◆ SHORT TASK
Write out the items word for word, from the first line through the line containing "86, 600, 97]", including that line.

[Entries drawn from a collection]

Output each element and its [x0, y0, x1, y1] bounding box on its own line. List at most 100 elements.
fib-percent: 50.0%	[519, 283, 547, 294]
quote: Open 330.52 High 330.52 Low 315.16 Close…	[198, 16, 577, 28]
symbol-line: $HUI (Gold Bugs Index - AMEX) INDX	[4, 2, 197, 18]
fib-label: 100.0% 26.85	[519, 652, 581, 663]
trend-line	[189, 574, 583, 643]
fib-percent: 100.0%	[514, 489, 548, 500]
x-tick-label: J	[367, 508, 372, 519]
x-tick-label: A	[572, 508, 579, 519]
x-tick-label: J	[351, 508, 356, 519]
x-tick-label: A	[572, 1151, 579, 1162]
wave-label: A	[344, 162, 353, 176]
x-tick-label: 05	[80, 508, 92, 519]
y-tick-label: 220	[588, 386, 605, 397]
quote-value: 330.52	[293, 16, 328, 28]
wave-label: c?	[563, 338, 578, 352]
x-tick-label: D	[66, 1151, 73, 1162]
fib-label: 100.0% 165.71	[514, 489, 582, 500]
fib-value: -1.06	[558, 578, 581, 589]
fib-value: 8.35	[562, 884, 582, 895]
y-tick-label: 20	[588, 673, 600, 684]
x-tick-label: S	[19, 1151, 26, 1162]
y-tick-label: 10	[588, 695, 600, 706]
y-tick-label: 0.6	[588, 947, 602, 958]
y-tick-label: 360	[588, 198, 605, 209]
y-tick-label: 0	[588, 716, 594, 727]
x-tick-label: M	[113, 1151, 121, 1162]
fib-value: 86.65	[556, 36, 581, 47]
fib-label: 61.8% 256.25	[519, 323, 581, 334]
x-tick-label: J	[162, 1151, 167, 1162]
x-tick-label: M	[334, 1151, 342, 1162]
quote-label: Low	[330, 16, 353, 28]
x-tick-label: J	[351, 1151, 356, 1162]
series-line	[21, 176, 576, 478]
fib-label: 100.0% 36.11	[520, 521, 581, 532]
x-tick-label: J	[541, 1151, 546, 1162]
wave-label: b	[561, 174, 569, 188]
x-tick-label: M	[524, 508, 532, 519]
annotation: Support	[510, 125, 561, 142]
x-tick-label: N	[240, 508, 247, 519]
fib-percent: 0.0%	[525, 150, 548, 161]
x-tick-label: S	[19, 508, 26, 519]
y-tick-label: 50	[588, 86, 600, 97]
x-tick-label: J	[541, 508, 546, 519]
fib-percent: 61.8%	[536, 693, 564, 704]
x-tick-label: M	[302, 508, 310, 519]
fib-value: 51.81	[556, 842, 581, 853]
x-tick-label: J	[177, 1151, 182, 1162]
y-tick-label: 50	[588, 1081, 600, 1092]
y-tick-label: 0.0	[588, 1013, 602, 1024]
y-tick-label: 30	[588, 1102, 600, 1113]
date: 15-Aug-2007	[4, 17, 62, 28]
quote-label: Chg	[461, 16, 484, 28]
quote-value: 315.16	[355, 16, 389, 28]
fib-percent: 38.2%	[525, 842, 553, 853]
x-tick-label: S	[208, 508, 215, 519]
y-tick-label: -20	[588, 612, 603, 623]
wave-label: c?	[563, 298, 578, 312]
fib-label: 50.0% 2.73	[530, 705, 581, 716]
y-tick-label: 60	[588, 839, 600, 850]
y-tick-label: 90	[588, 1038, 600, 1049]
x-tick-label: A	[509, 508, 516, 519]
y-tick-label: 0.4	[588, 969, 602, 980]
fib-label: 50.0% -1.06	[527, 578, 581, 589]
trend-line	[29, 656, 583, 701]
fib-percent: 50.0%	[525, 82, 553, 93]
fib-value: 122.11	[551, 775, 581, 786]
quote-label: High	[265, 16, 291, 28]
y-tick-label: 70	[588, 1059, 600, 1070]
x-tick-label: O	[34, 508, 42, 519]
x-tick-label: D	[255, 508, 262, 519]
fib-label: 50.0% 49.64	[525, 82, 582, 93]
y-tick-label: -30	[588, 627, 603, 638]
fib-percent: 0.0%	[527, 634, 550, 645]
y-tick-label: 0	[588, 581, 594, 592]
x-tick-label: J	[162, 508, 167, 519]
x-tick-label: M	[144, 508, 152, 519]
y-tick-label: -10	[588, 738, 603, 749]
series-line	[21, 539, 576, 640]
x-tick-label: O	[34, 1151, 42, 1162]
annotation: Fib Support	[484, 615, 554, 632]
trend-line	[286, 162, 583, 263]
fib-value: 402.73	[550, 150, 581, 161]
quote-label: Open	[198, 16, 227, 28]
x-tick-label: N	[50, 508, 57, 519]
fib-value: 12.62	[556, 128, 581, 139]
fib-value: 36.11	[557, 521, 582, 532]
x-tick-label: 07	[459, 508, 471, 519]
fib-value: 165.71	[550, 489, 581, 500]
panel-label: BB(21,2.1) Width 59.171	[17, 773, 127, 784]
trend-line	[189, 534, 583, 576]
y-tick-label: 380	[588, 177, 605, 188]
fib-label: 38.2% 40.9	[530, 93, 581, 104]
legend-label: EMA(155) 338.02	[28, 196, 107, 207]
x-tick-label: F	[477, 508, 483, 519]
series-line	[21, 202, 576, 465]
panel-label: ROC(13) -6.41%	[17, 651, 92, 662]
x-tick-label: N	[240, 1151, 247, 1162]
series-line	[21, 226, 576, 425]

◆ SOLUTION TO THIS PROBLEM
Output each element and its [x0, y0, x1, y1] bounding box on its own line. List at most 100 elements.
fib-percent: 50.0%	[519, 283, 547, 294]
quote: Open 330.52 High 330.52 Low 315.16 Close…	[198, 16, 577, 28]
symbol-line: $HUI (Gold Bugs Index - AMEX) INDX	[4, 2, 197, 18]
fib-label: 100.0% 26.85	[519, 652, 581, 663]
trend-line	[189, 574, 583, 643]
fib-percent: 100.0%	[514, 489, 548, 500]
x-tick-label: J	[367, 508, 372, 519]
x-tick-label: A	[572, 508, 579, 519]
x-tick-label: J	[351, 508, 356, 519]
x-tick-label: A	[572, 1151, 579, 1162]
wave-label: A	[344, 162, 353, 176]
x-tick-label: 05	[80, 508, 92, 519]
y-tick-label: 220	[588, 386, 605, 397]
quote-value: 330.52	[293, 16, 328, 28]
wave-label: c?	[563, 338, 578, 352]
x-tick-label: D	[66, 1151, 73, 1162]
fib-label: 100.0% 165.71	[514, 489, 582, 500]
fib-value: -1.06	[558, 578, 581, 589]
fib-value: 8.35	[562, 884, 582, 895]
y-tick-label: 20	[588, 673, 600, 684]
x-tick-label: S	[19, 1151, 26, 1162]
y-tick-label: 10	[588, 695, 600, 706]
y-tick-label: 0.6	[588, 947, 602, 958]
y-tick-label: 360	[588, 198, 605, 209]
y-tick-label: 0	[588, 716, 594, 727]
x-tick-label: M	[113, 1151, 121, 1162]
fib-value: 86.65	[556, 36, 581, 47]
fib-label: 61.8% 256.25	[519, 323, 581, 334]
x-tick-label: J	[162, 1151, 167, 1162]
x-tick-label: M	[334, 1151, 342, 1162]
quote-label: Low	[330, 16, 353, 28]
x-tick-label: J	[351, 1151, 356, 1162]
series-line	[21, 176, 576, 478]
fib-label: 100.0% 36.11	[520, 521, 581, 532]
x-tick-label: J	[541, 1151, 546, 1162]
wave-label: b	[561, 174, 569, 188]
x-tick-label: M	[524, 508, 532, 519]
annotation: Support	[510, 125, 561, 142]
x-tick-label: N	[240, 508, 247, 519]
fib-percent: 0.0%	[525, 150, 548, 161]
x-tick-label: S	[19, 508, 26, 519]
y-tick-label: 50	[588, 86, 600, 97]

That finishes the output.